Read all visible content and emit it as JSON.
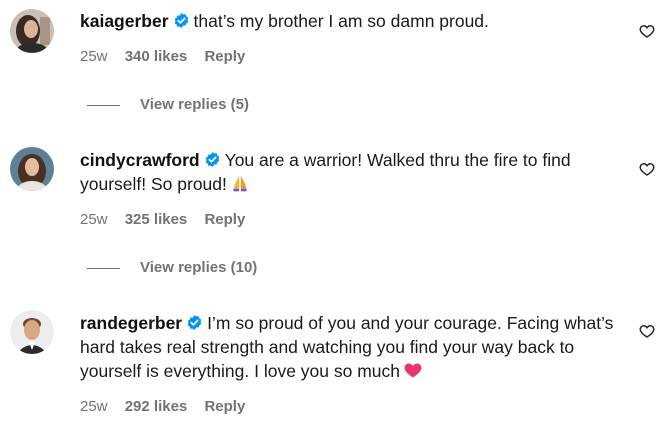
{
  "comments": [
    {
      "username": "kaiagerber",
      "text": "that’s my brother I am so damn proud.",
      "time": "25w",
      "likes": "340 likes",
      "reply": "Reply",
      "view_replies": "View replies (5)",
      "avatar_icon": "avatar-kaiagerber-icon"
    },
    {
      "username": "cindycrawford",
      "text": "You are a warrior! Walked thru the fire to find yourself! So proud!",
      "emoji": "folded-hands-emoji",
      "time": "25w",
      "likes": "325 likes",
      "reply": "Reply",
      "view_replies": "View replies (10)",
      "avatar_icon": "avatar-cindycrawford-icon"
    },
    {
      "username": "randegerber",
      "text": "I’m so proud of you and your courage. Facing what’s hard takes real strength and watching you find your way back to yourself is everything. I love you so much",
      "emoji": "pink-heart-emoji",
      "time": "25w",
      "likes": "292 likes",
      "reply": "Reply",
      "avatar_icon": "avatar-randegerber-icon"
    }
  ],
  "colors": {
    "verified_blue": "#0095f6",
    "secondary_text": "#737373",
    "heart_emoji": "#e8356d"
  },
  "icons": {
    "verified": "verified-badge-icon",
    "like": "heart-outline-icon"
  }
}
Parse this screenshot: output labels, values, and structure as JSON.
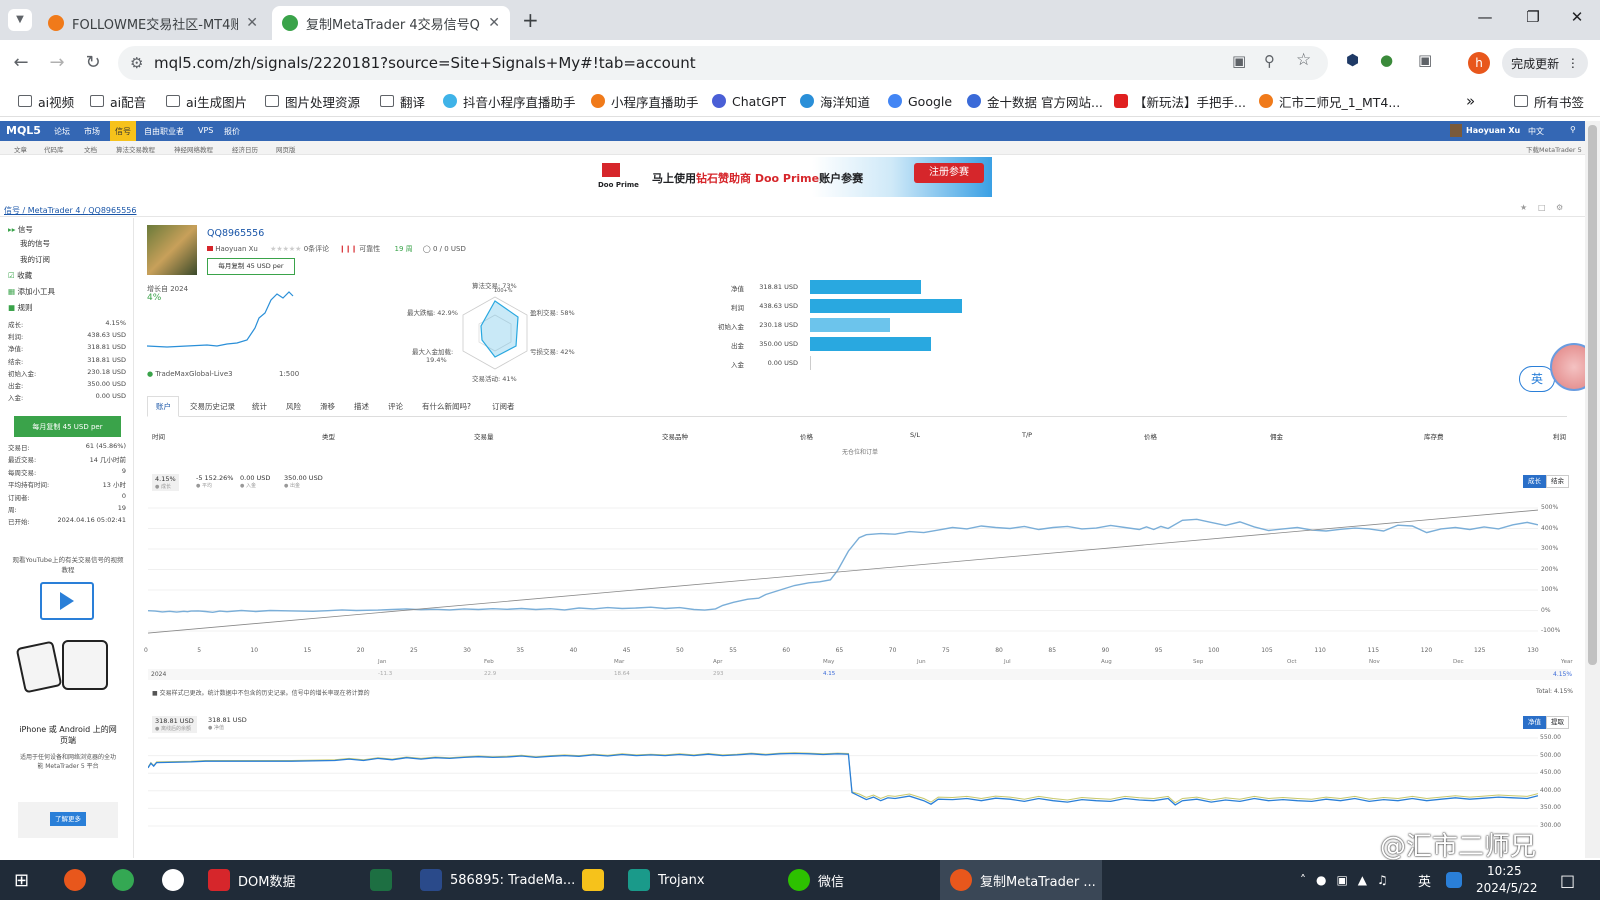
{
  "browser": {
    "tabs": [
      {
        "title": "FOLLOWME交易社区-MT4账F",
        "active": false
      },
      {
        "title": "复制MetaTrader 4交易信号QC",
        "active": true
      }
    ],
    "new_tab": "+",
    "url": "mql5.com/zh/signals/2220181?source=Site+Signals+My#!tab=account",
    "update_label": "完成更新",
    "profile_letter": "h",
    "bookmarks": [
      "ai视频",
      "ai配音",
      "ai生成图片",
      "图片处理资源",
      "翻译",
      "抖音小程序直播助手",
      "小程序直播助手",
      "ChatGPT",
      "海洋知道",
      "Google",
      "金十数据 官方网站...",
      "【新玩法】手把手...",
      "汇市二师兄_1_MT4..."
    ],
    "all_bookmarks": "所有书签",
    "more": "»"
  },
  "site": {
    "logo": "MQL5",
    "nav": [
      "论坛",
      "市场",
      "信号",
      "自由职业者",
      "VPS",
      "报价"
    ],
    "active_nav": "信号",
    "user": "Haoyuan Xu",
    "lang": "中文",
    "subnav": [
      "文章",
      "代码库",
      "文档",
      "算法交易教程",
      "神经网络教程",
      "经济日历",
      "网页版"
    ],
    "download": "下载MetaTrader 5",
    "banner": {
      "brand": "Doo Prime",
      "text_before": "马上使用",
      "highlight": "钻石赞助商 Doo Prime",
      "text_after": "账户参赛",
      "cta": "注册参赛"
    },
    "breadcrumb": [
      "信号",
      "MetaTrader 4",
      "QQ8965556"
    ]
  },
  "sidebar": {
    "nav": [
      "信号",
      "我的信号",
      "我的订阅",
      "收藏",
      "添加小工具",
      "规则"
    ],
    "stats": [
      {
        "k": "成长:",
        "v": "4.15%"
      },
      {
        "k": "利润:",
        "v": "438.63 USD"
      },
      {
        "k": "净值:",
        "v": "318.81 USD"
      },
      {
        "k": "结余:",
        "v": "318.81 USD"
      },
      {
        "k": "初始入金:",
        "v": "230.18 USD"
      },
      {
        "k": "出金:",
        "v": "350.00 USD"
      },
      {
        "k": "入金:",
        "v": "0.00 USD"
      }
    ],
    "subscribe": "每月复制 45 USD per",
    "stats2": [
      {
        "k": "交易日:",
        "v": "61 (45.86%)"
      },
      {
        "k": "最近交易:",
        "v": "14 几小时前"
      },
      {
        "k": "每周交易:",
        "v": "9"
      },
      {
        "k": "平均持有时间:",
        "v": "13 小时"
      },
      {
        "k": "订阅者:",
        "v": "0"
      },
      {
        "k": "周:",
        "v": "19"
      },
      {
        "k": "已开始:",
        "v": "2024.04.16 05:02:41"
      }
    ],
    "youtube": "观看YouTube上的有关交易信号的视频教程",
    "mobile_title": "iPhone 或 Android 上的网页端",
    "mobile_desc": "适用于任何设备和网络浏览器的全功能 MetaTrader 5 平台",
    "learn_more": "了解更多"
  },
  "signal": {
    "name": "QQ8965556",
    "author": "Haoyuan Xu",
    "reviews": "0条评论",
    "reliability": "可靠性",
    "weeks": "19 周",
    "subscribers": "0 / 0 USD",
    "copy_btn": "每月复制 45 USD per",
    "growth_label": "增长自 2024",
    "growth_value": "4%",
    "broker": "TradeMaxGlobal-Live3",
    "leverage": "1:500"
  },
  "radar": {
    "algo": "算法交易: 73%",
    "algo_sub": "100+%",
    "profit_trades": "盈利交易: 58%",
    "loss_trades": "亏损交易: 42%",
    "activity": "交易活动: 41%",
    "max_deposit": "最大入金加载:",
    "max_deposit_v": "19.4%",
    "max_drawdown": "最大跌幅: 42.9%"
  },
  "bars": [
    {
      "label": "净值",
      "value": "318.81 USD",
      "fraction": 0.727,
      "color": "#29a8e0"
    },
    {
      "label": "利润",
      "value": "438.63 USD",
      "fraction": 1.0,
      "color": "#29a8e0"
    },
    {
      "label": "初始入金",
      "value": "230.18 USD",
      "fraction": 0.525,
      "color": "#6cc4ec"
    },
    {
      "label": "出金",
      "value": "350.00 USD",
      "fraction": 0.798,
      "color": "#29a8e0"
    },
    {
      "label": "入金",
      "value": "0.00 USD",
      "fraction": 0.0,
      "color": "#29a8e0"
    }
  ],
  "tabs": [
    "账户",
    "交易历史记录",
    "统计",
    "风险",
    "滑移",
    "描述",
    "评论",
    "有什么新闻吗?",
    "订阅者"
  ],
  "table_headers": [
    "时间",
    "类型",
    "交易量",
    "交易品种",
    "价格",
    "S/L",
    "T/P",
    "价格",
    "佣金",
    "库存费",
    "利润"
  ],
  "no_orders": "无仓位和订单",
  "growth_chart": {
    "summary": [
      {
        "v": "4.15%",
        "l": "成长"
      },
      {
        "v": "-5 152.26%",
        "l": "平均"
      },
      {
        "v": "0.00 USD",
        "l": "入金"
      },
      {
        "v": "350.00 USD",
        "l": "出金"
      }
    ],
    "toggle": [
      "成长",
      "结余"
    ],
    "y_ticks": [
      "500%",
      "400%",
      "300%",
      "200%",
      "100%",
      "0%",
      "-100%"
    ],
    "x_ticks": [
      "0",
      "5",
      "10",
      "15",
      "20",
      "25",
      "30",
      "35",
      "40",
      "45",
      "50",
      "55",
      "60",
      "65",
      "70",
      "75",
      "80",
      "85",
      "90",
      "95",
      "100",
      "105",
      "110",
      "115",
      "120",
      "125",
      "130"
    ],
    "months": [
      "Jan",
      "Feb",
      "Mar",
      "Apr",
      "May",
      "Jun",
      "Jul",
      "Aug",
      "Sep",
      "Oct",
      "Nov",
      "Dec",
      "Year"
    ],
    "year": "2024",
    "month_vals": [
      "-11.3",
      "22.9",
      "18.64",
      "293",
      "4.15"
    ],
    "year_val": "4.15%",
    "note": "交易样式已更改。统计数据中不包含的历史记录。信号中的增长率现在将计算的",
    "total": "Total: 4.15%"
  },
  "balance_chart": {
    "summary": [
      {
        "v": "318.81 USD",
        "l": "离线后的余额"
      },
      {
        "v": "318.81 USD",
        "l": "净值"
      }
    ],
    "toggle": [
      "净值",
      "提取"
    ],
    "y_ticks": [
      "550.00",
      "500.00",
      "450.00",
      "400.00",
      "350.00",
      "300.00"
    ]
  },
  "float": {
    "lang_btn": "英"
  },
  "watermark": "@汇市二师兄",
  "taskbar": {
    "items": [
      "DOM数据",
      "586895: TradeMa...",
      "Trojanx",
      "微信",
      "复制MetaTrader ..."
    ],
    "ime": "英",
    "time": "10:25",
    "date": "2024/5/22"
  }
}
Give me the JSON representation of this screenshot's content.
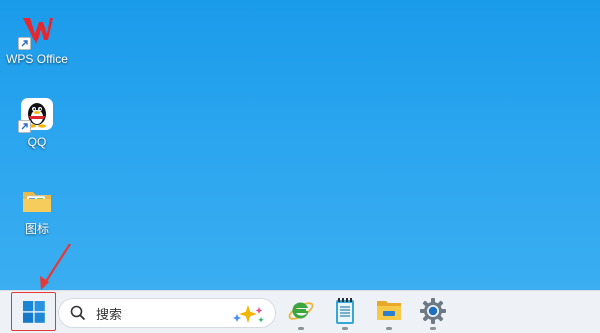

- The task
From the listing above, copy out each line where the word "kaiagerber" appears.

- Written answer
      "username": "kaiagerber",
      "avatar_icon": "avatar-kaiagerber-icon"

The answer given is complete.